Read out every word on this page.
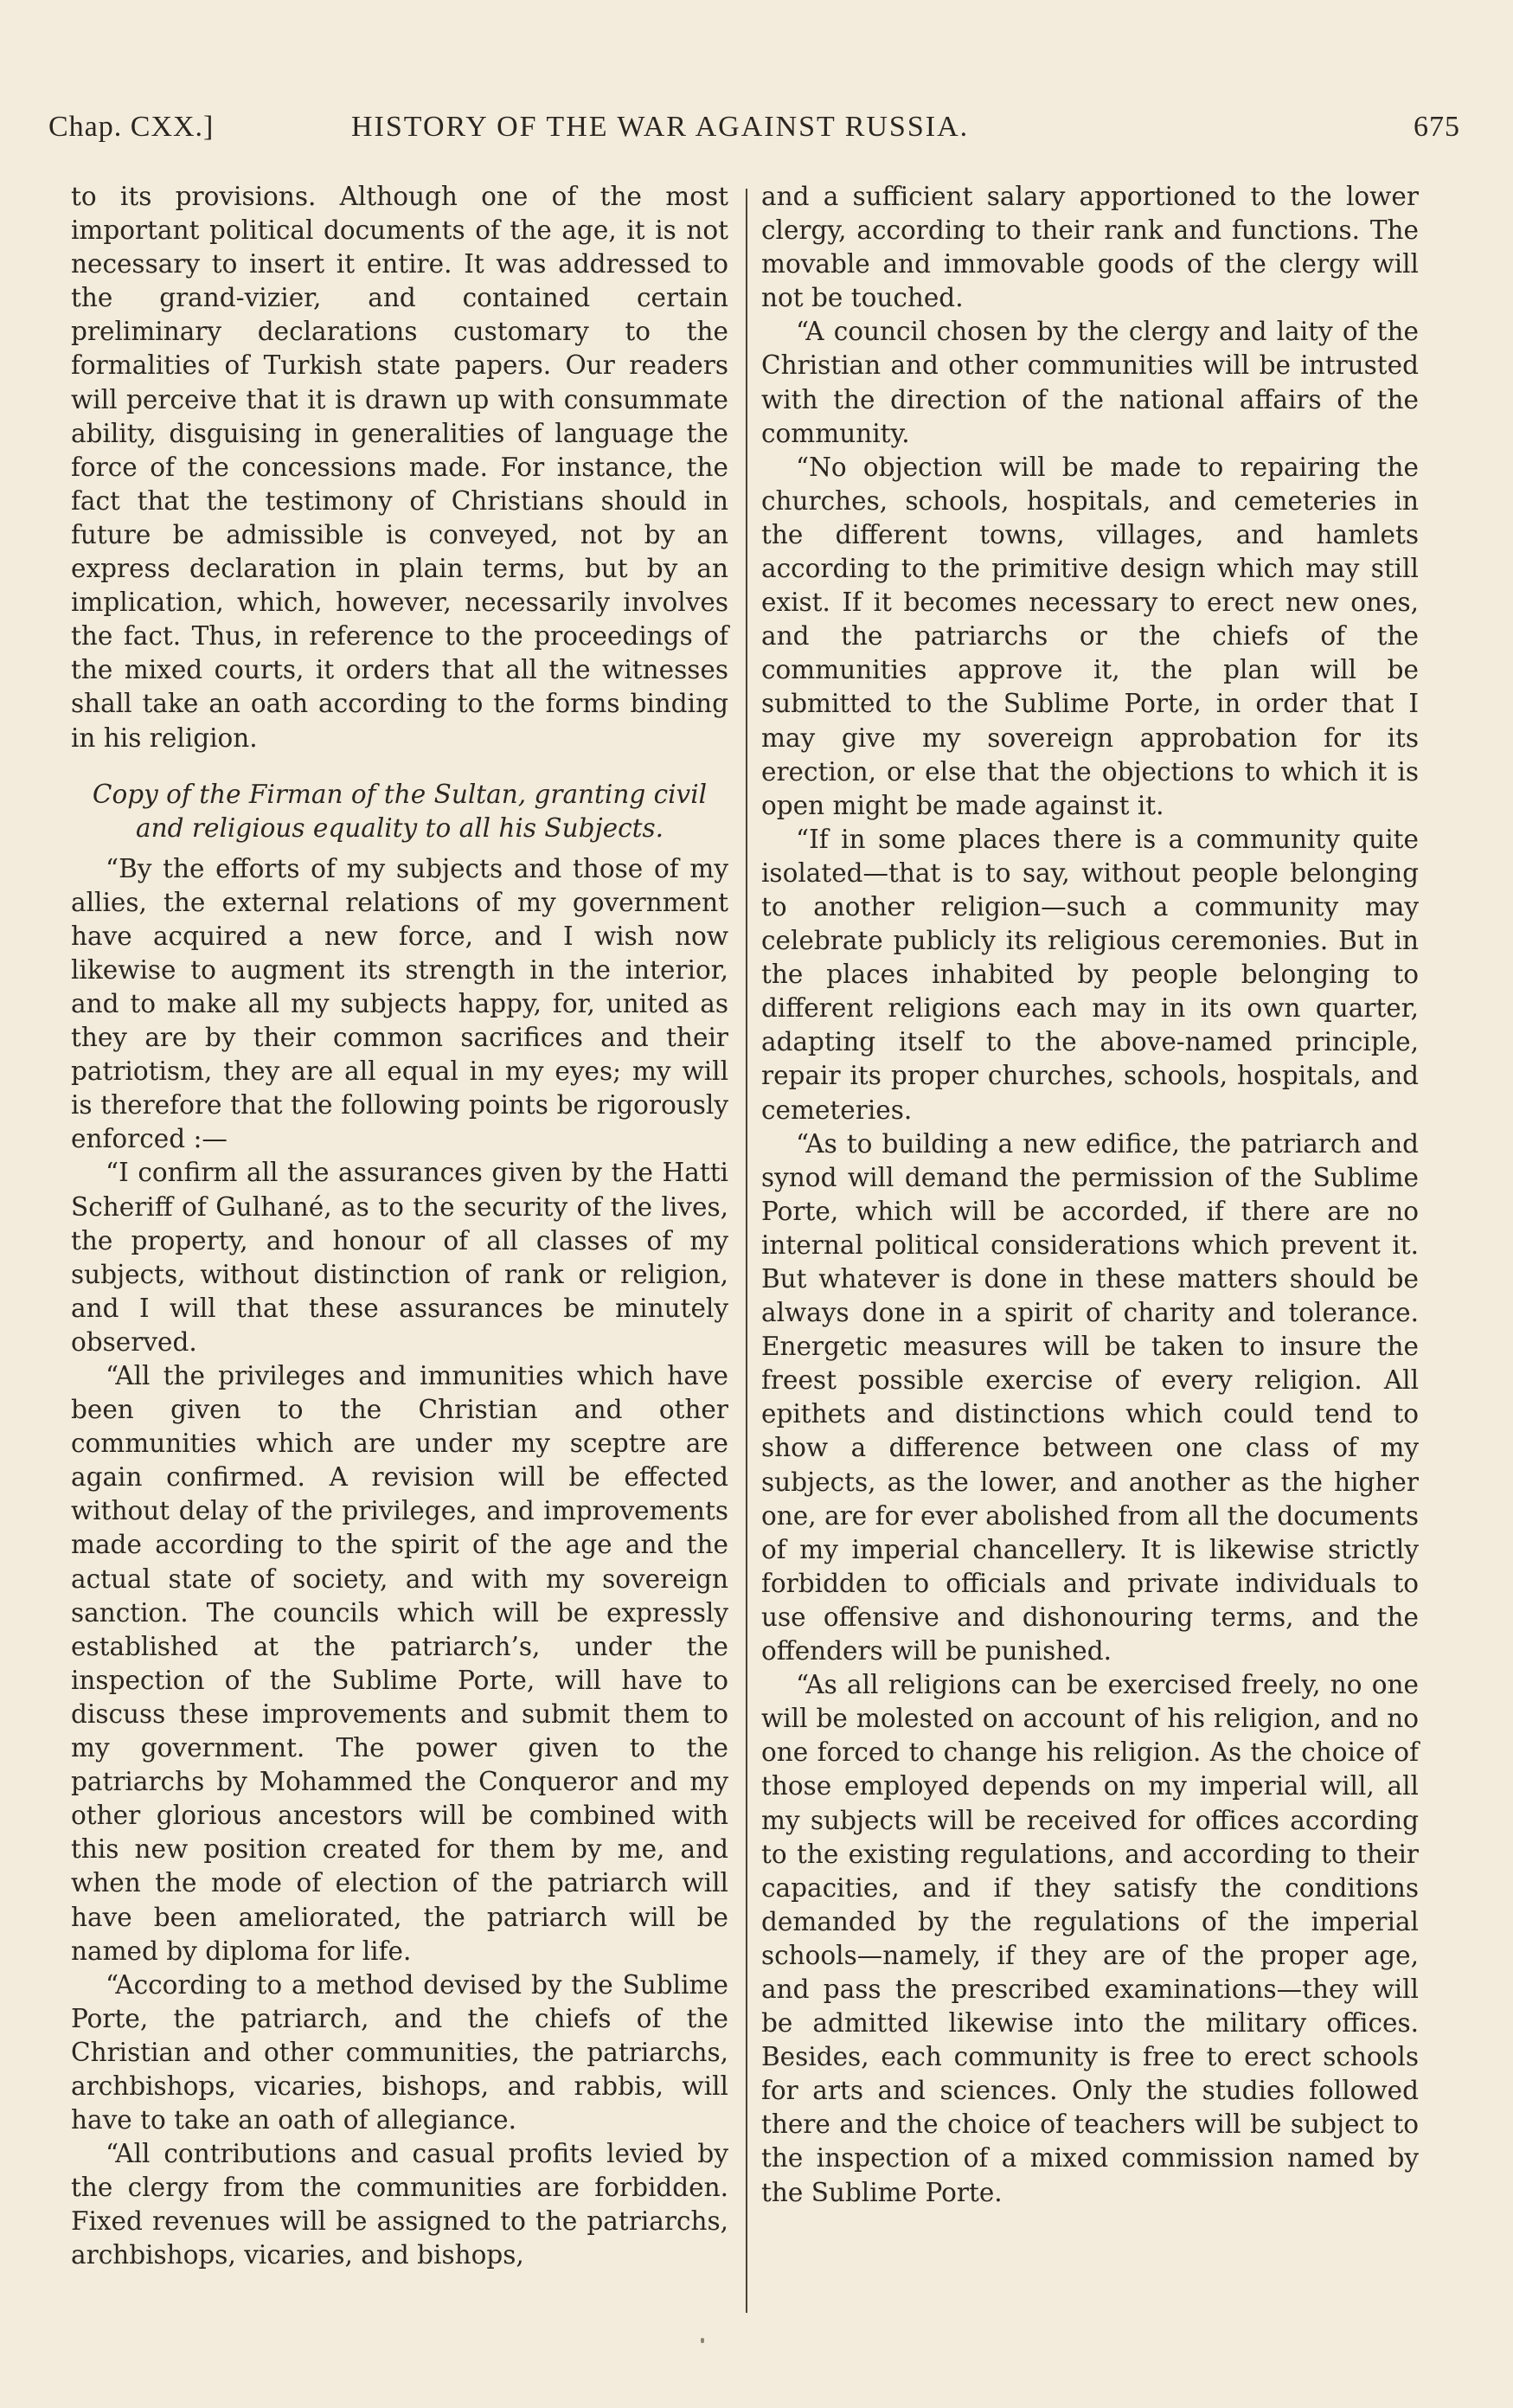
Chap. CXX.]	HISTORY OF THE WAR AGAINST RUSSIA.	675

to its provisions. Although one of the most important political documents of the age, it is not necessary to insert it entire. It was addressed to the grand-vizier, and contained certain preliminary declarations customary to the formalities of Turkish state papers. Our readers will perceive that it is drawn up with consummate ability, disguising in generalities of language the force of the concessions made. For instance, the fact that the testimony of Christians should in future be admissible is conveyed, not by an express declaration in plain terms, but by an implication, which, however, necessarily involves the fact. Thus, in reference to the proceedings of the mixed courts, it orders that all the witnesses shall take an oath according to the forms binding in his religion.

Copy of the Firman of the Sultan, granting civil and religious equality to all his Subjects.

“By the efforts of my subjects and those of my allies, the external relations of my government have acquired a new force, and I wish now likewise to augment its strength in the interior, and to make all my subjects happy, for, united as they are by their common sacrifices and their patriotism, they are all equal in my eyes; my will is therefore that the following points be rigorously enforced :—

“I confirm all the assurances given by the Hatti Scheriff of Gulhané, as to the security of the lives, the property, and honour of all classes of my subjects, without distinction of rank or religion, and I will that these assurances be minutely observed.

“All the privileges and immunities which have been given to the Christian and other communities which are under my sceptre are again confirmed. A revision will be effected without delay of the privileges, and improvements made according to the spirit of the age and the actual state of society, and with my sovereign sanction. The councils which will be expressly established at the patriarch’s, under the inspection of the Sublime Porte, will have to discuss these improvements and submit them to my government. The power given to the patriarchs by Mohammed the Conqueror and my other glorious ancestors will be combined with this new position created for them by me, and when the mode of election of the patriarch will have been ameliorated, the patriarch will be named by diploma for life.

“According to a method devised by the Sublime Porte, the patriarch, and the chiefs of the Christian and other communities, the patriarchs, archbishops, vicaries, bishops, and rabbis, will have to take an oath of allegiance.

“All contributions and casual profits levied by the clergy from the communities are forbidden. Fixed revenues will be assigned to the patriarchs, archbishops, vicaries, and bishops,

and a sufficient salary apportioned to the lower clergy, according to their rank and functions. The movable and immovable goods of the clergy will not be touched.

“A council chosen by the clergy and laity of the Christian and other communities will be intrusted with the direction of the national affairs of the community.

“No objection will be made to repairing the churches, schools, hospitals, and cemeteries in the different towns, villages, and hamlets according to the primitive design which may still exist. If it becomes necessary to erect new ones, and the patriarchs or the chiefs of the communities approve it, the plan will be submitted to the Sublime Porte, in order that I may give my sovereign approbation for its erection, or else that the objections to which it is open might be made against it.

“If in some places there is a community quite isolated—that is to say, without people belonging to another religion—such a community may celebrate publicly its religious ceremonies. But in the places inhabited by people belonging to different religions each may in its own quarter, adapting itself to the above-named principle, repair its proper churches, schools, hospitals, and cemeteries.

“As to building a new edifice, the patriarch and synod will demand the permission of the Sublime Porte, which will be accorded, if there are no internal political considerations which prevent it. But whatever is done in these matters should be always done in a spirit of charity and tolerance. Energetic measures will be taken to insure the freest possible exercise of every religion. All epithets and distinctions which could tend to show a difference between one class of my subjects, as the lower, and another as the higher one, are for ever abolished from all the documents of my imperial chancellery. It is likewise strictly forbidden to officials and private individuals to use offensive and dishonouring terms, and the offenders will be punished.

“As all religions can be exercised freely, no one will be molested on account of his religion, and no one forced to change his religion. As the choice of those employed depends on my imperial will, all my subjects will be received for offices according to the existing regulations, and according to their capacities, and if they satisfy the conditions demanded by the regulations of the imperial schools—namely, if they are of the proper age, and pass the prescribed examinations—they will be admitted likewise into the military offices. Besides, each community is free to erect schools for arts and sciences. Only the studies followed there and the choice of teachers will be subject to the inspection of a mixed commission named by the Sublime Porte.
++++++
Exercise aim >> Copy the data word for word. Pictures do not go in the copy.

Task response >>
Read out every word on this page.
Chap. CXX.]	HISTORY OF THE WAR AGAINST RUSSIA.	675

to its provisions. Although one of the most important political documents of the age, it is not necessary to insert it entire. It was addressed to the grand-vizier, and contained certain preliminary declarations customary to the formalities of Turkish state papers. Our readers will perceive that it is drawn up with consummate ability, disguising in generalities of language the force of the concessions made. For instance, the fact that the testimony of Christians should in future be admissible is conveyed, not by an express declaration in plain terms, but by an implication, which, however, necessarily involves the fact. Thus, in reference to the proceedings of the mixed courts, it orders that all the witnesses shall take an oath according to the forms binding in his religion.

Copy of the Firman of the Sultan, granting civil and religious equality to all his Subjects.

“By the efforts of my subjects and those of my allies, the external relations of my government have acquired a new force, and I wish now likewise to augment its strength in the interior, and to make all my subjects happy, for, united as they are by their common sacrifices and their patriotism, they are all equal in my eyes; my will is therefore that the following points be rigorously enforced :—

“I confirm all the assurances given by the Hatti Scheriff of Gulhané, as to the security of the lives, the property, and honour of all classes of my subjects, without distinction of rank or religion, and I will that these assurances be minutely observed.

“All the privileges and immunities which have been given to the Christian and other communities which are under my sceptre are again confirmed. A revision will be effected without delay of the privileges, and improvements made according to the spirit of the age and the actual state of society, and with my sovereign sanction. The councils which will be expressly established at the patriarch’s, under the inspection of the Sublime Porte, will have to discuss these improvements and submit them to my government. The power given to the patriarchs by Mohammed the Conqueror and my other glorious ancestors will be combined with this new position created for them by me, and when the mode of election of the patriarch will have been ameliorated, the patriarch will be named by diploma for life.

“According to a method devised by the Sublime Porte, the patriarch, and the chiefs of the Christian and other communities, the patriarchs, archbishops, vicaries, bishops, and rabbis, will have to take an oath of allegiance.

“All contributions and casual profits levied by the clergy from the communities are forbidden. Fixed revenues will be assigned to the patriarchs, archbishops, vicaries, and bishops,

and a sufficient salary apportioned to the lower clergy, according to their rank and functions. The movable and immovable goods of the clergy will not be touched.

“A council chosen by the clergy and laity of the Christian and other communities will be intrusted with the direction of the national affairs of the community.

“No objection will be made to repairing the churches, schools, hospitals, and cemeteries in the different towns, villages, and hamlets according to the primitive design which may still exist. If it becomes necessary to erect new ones, and the patriarchs or the chiefs of the communities approve it, the plan will be submitted to the Sublime Porte, in order that I may give my sovereign approbation for its erection, or else that the objections to which it is open might be made against it.

“If in some places there is a community quite isolated—that is to say, without people belonging to another religion—such a community may celebrate publicly its religious ceremonies. But in the places inhabited by people belonging to different religions each may in its own quarter, adapting itself to the above-named principle, repair its proper churches, schools, hospitals, and cemeteries.

“As to building a new edifice, the patriarch and synod will demand the permission of the Sublime Porte, which will be accorded, if there are no internal political considerations which prevent it. But whatever is done in these matters should be always done in a spirit of charity and tolerance. Energetic measures will be taken to insure the freest possible exercise of every religion. All epithets and distinctions which could tend to show a difference between one class of my subjects, as the lower, and another as the higher one, are for ever abolished from all the documents of my imperial chancellery. It is likewise strictly forbidden to officials and private individuals to use offensive and dishonouring terms, and the offenders will be punished.

“As all religions can be exercised freely, no one will be molested on account of his religion, and no one forced to change his religion. As the choice of those employed depends on my imperial will, all my subjects will be received for offices according to the existing regulations, and according to their capacities, and if they satisfy the conditions demanded by the regulations of the imperial schools—namely, if they are of the proper age, and pass the prescribed examinations—they will be admitted likewise into the military offices. Besides, each community is free to erect schools for arts and sciences. Only the studies followed there and the choice of teachers will be subject to the inspection of a mixed commission named by the Sublime Porte.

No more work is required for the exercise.